- Data records:
┏━━

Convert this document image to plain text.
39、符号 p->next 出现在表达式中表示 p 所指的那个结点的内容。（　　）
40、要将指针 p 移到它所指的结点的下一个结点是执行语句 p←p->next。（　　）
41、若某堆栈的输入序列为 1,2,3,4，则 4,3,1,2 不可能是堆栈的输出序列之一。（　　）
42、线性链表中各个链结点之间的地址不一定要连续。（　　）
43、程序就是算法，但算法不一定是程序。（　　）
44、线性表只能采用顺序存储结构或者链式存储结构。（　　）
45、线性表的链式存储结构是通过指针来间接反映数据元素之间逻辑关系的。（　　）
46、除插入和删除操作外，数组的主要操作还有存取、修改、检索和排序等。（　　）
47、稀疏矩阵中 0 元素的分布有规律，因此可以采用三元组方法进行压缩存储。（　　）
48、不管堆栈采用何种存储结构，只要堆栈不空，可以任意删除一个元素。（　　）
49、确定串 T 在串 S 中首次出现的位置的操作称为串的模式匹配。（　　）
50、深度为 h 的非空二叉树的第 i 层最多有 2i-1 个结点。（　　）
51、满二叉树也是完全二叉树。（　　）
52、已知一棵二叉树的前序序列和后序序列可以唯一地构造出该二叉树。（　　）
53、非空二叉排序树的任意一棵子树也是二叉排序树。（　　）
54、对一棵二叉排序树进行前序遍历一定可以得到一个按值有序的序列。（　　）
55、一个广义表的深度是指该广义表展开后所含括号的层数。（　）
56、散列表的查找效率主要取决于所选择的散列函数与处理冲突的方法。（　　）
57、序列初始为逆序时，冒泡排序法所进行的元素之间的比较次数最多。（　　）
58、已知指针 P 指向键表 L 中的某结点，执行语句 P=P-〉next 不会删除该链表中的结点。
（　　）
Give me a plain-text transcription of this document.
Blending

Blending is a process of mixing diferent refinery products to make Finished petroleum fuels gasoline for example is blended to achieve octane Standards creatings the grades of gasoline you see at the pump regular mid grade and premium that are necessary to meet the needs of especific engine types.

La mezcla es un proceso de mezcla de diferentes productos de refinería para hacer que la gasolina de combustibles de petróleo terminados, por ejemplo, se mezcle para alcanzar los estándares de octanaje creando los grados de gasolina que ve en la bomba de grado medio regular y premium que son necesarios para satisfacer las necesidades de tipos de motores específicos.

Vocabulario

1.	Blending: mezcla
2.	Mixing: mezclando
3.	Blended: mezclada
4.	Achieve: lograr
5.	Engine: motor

┗━━

- Task directions:
In the data above, count the lines where the word "document" appears; reply with the number only.

- Response to this task:
2